● GIVEN INSTRUCTION: Copy every line of the data that contains the string "kiện".

-- begin --

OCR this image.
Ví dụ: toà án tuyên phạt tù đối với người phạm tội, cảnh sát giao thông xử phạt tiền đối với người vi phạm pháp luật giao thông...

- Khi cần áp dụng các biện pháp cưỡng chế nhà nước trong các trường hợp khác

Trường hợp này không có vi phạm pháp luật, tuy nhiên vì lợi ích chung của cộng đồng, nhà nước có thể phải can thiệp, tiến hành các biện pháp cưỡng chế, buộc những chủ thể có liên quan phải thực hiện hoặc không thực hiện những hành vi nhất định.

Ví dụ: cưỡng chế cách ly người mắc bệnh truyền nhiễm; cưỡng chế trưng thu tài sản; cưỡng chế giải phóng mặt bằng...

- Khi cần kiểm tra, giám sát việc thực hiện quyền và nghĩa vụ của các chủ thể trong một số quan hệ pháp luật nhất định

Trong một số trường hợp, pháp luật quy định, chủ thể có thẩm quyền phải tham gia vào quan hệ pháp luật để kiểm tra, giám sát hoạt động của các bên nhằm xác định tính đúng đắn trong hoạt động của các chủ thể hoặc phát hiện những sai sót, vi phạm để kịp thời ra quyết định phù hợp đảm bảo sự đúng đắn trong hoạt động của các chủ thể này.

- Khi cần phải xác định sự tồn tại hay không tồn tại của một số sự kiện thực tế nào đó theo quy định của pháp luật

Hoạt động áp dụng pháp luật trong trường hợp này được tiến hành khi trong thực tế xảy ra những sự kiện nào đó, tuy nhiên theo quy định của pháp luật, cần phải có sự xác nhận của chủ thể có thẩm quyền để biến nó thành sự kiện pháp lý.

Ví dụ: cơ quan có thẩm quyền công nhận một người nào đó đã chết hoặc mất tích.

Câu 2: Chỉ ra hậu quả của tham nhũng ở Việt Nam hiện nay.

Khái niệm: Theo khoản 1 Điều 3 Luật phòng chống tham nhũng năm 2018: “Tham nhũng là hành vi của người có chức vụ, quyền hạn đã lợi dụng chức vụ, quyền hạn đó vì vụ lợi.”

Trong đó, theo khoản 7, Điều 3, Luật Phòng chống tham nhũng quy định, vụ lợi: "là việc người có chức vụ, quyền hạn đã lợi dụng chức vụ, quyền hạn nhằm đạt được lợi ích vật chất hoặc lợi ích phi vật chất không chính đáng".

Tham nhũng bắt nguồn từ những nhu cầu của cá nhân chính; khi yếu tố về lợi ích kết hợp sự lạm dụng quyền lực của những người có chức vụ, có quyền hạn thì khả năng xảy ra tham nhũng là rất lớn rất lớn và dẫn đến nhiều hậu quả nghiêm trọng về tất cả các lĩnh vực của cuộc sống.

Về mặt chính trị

-- end --
-- begin --

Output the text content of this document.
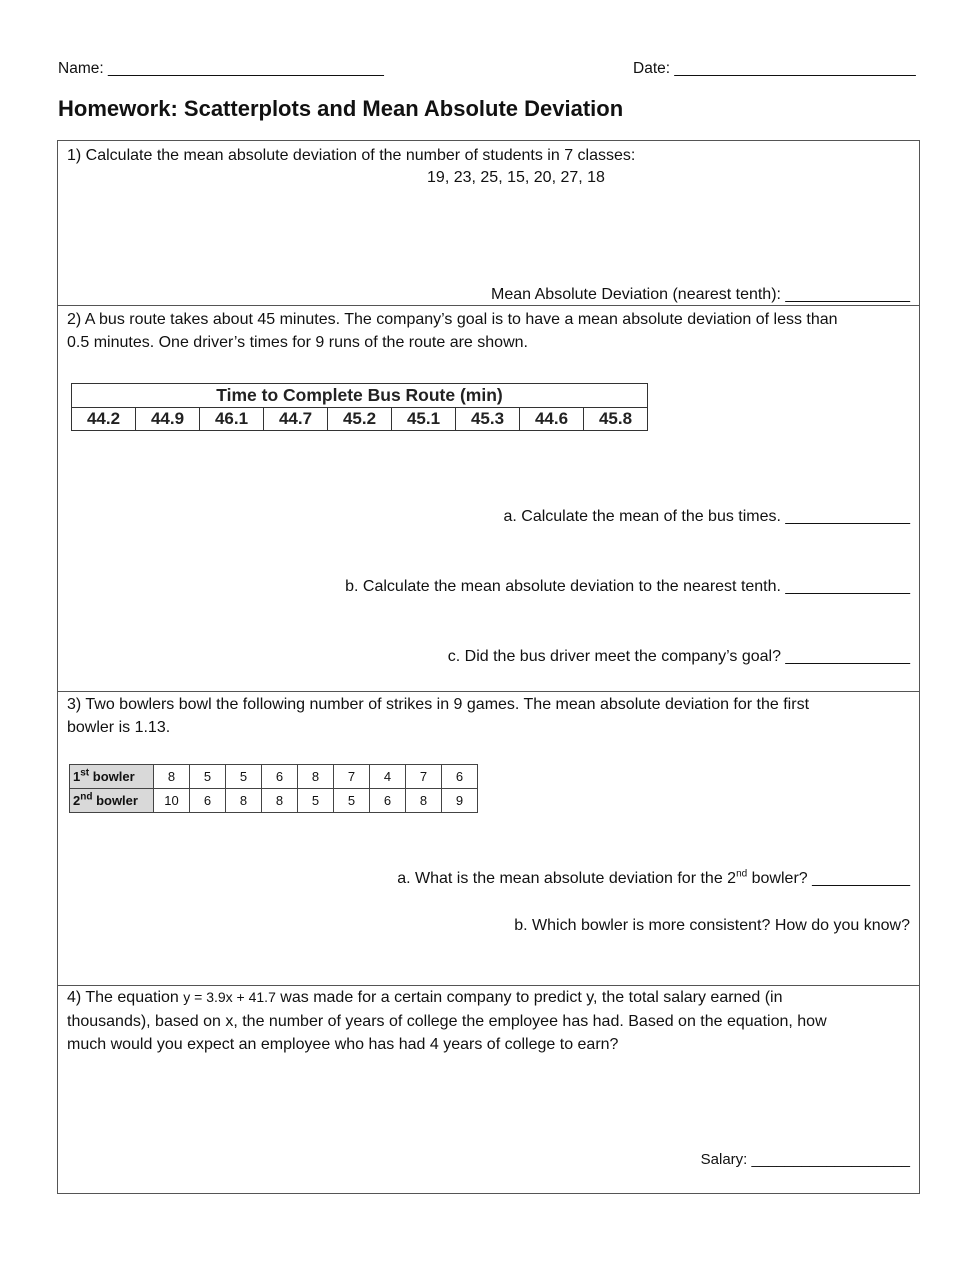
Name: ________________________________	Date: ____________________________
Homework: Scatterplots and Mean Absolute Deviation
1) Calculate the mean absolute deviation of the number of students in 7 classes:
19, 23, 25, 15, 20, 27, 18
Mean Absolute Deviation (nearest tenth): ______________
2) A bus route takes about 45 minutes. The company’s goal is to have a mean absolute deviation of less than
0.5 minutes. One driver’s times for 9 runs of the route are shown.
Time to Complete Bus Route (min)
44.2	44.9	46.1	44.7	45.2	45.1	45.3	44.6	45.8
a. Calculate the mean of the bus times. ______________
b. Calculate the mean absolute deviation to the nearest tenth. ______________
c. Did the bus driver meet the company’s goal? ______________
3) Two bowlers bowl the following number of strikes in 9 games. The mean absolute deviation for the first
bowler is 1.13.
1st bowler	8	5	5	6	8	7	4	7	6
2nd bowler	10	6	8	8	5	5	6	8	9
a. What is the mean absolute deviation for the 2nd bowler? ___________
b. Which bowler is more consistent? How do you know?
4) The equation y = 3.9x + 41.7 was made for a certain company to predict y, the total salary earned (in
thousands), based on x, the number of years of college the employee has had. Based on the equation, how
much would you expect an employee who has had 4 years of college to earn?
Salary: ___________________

-- end --

● FULL RESPONSE:
- Khi cần phải xác định sự tồn tại hay không tồn tại của một số sự kiện thực tế nào đó theo quy định của pháp luật
Hoạt động áp dụng pháp luật trong trường hợp này được tiến hành khi trong thực tế xảy ra những sự kiện nào đó, tuy nhiên theo quy định của pháp luật, cần phải có sự xác nhận của chủ thể có thẩm quyền để biến nó thành sự kiện pháp lý.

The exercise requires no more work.